» **Task goal**
Pick out the lines containing "多选患者女".
━━ Dataset records
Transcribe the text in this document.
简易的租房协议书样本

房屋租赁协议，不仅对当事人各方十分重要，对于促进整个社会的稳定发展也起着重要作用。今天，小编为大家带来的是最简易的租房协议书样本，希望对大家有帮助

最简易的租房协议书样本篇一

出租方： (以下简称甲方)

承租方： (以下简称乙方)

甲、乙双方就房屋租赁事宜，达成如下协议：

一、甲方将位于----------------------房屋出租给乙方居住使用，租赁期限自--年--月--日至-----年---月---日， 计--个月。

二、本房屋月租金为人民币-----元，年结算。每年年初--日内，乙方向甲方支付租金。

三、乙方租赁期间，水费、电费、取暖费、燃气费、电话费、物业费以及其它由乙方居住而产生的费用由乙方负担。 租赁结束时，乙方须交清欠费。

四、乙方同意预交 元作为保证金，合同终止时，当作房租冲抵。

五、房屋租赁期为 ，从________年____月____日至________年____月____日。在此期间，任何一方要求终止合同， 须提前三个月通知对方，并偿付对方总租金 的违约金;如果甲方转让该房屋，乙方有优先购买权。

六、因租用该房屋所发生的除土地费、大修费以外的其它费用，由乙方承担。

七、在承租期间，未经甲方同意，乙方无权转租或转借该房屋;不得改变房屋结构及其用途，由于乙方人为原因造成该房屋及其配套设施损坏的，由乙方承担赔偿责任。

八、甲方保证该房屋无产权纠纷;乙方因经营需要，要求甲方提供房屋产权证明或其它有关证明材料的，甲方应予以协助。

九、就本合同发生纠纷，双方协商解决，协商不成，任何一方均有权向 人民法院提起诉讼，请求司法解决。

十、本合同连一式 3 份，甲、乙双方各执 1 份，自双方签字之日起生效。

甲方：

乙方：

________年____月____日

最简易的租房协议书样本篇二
━━━━
━━ Dataset records
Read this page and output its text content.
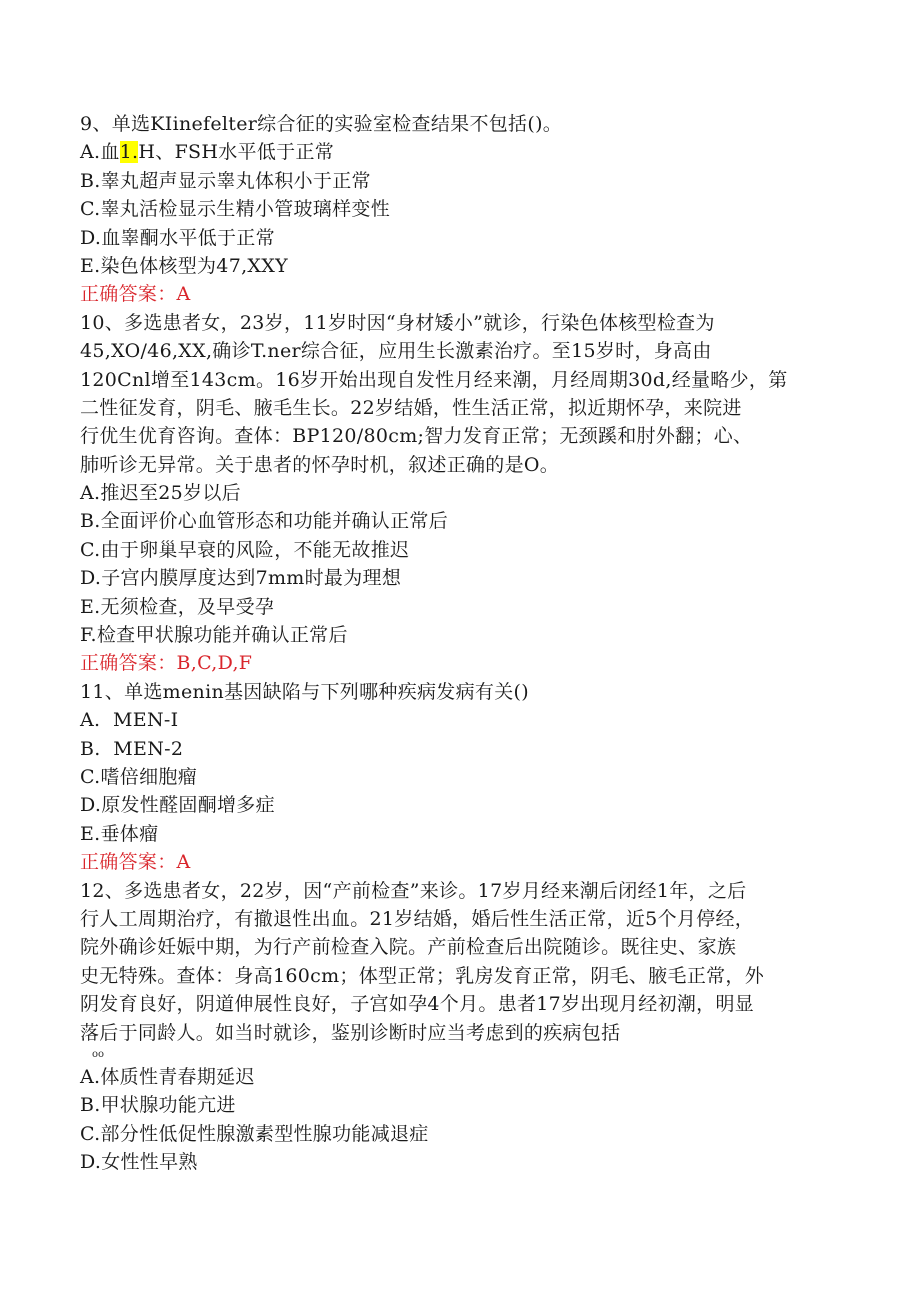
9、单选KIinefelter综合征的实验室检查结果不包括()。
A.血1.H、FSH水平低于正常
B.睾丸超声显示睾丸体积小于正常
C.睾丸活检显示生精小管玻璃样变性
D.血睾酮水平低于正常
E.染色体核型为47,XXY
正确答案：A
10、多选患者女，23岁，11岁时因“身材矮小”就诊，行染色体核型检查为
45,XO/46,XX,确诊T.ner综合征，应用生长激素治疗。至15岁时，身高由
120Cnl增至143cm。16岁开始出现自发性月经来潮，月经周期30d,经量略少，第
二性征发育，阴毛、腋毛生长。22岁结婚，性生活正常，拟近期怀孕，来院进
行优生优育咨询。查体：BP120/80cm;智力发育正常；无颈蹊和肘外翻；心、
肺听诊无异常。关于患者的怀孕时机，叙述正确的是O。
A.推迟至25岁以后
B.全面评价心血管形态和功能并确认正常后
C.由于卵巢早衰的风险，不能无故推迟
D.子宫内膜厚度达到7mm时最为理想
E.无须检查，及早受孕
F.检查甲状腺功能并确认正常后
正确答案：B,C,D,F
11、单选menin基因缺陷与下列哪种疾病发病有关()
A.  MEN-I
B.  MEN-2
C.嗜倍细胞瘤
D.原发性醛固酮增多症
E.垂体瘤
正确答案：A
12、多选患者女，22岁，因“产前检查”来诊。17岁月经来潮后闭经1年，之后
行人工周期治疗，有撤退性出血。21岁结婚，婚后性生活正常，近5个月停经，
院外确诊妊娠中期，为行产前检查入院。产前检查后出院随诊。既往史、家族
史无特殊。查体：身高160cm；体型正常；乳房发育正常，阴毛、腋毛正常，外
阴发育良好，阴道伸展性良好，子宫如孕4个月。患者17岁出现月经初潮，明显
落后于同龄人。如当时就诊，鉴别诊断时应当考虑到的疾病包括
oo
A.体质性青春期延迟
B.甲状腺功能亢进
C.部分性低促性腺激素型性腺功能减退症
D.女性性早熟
━━━━
» **The response**
10、多选患者女，23岁，11岁时因“身材矮小”就诊，行染色体核型检查为
12、多选患者女，22岁，因“产前检查”来诊。17岁月经来潮后闭经1年，之后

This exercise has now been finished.